__Exercise description__.
Locate each line with the string "spectrogram" in the listing below and copy it.

Stored dataset items:
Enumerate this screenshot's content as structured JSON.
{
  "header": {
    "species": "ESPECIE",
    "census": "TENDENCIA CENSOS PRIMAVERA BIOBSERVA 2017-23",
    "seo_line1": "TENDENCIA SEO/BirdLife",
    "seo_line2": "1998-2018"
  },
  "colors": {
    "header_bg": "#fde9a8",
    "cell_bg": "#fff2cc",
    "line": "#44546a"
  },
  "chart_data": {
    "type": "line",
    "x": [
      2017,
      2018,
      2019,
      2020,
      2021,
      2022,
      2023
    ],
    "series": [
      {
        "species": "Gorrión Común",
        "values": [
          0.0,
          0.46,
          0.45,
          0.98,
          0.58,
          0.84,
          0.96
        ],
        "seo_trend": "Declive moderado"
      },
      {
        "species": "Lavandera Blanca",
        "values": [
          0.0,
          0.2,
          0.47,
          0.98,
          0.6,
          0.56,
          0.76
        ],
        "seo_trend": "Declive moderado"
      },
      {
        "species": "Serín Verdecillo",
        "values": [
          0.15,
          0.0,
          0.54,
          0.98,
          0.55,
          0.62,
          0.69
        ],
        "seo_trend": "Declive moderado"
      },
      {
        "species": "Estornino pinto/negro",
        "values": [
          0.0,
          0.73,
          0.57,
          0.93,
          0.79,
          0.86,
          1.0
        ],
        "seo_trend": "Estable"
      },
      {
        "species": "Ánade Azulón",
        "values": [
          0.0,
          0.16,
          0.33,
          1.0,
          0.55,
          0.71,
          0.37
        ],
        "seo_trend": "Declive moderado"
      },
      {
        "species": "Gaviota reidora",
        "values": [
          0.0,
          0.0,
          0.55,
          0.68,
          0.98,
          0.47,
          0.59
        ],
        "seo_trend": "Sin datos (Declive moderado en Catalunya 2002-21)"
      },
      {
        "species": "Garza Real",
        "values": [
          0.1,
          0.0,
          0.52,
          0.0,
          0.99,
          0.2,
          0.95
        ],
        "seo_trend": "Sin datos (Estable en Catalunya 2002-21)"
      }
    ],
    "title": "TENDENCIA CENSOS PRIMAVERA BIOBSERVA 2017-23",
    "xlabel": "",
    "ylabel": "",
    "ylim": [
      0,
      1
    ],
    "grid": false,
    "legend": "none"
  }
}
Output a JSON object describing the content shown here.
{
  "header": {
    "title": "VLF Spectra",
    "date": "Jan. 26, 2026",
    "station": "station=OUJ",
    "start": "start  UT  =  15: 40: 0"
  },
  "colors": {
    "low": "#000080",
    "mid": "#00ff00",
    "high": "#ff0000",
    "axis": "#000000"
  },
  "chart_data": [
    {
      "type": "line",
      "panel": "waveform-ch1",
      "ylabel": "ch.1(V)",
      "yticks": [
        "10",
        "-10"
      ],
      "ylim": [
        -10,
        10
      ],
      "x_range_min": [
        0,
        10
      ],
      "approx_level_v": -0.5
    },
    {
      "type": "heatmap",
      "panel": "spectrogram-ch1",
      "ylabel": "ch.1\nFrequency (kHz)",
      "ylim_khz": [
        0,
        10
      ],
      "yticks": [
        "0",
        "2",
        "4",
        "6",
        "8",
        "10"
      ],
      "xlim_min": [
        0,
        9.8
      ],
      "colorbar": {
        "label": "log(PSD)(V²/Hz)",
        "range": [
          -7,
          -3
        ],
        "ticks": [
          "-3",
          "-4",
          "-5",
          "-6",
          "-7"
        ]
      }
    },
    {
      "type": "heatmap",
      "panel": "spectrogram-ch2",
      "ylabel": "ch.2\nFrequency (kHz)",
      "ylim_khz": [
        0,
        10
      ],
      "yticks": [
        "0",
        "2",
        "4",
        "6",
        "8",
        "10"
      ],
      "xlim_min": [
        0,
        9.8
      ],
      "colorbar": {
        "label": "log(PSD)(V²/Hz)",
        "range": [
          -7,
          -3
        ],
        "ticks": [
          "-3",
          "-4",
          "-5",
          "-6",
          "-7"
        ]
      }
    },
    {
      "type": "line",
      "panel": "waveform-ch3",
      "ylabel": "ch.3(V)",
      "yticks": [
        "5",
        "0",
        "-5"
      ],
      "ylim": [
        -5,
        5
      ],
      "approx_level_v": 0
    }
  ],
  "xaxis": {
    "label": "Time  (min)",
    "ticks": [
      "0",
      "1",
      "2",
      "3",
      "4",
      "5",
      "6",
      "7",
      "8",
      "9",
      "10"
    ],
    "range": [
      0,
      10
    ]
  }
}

__Exercise result__.
      "panel": "spectrogram-ch1",
      "panel": "spectrogram-ch2",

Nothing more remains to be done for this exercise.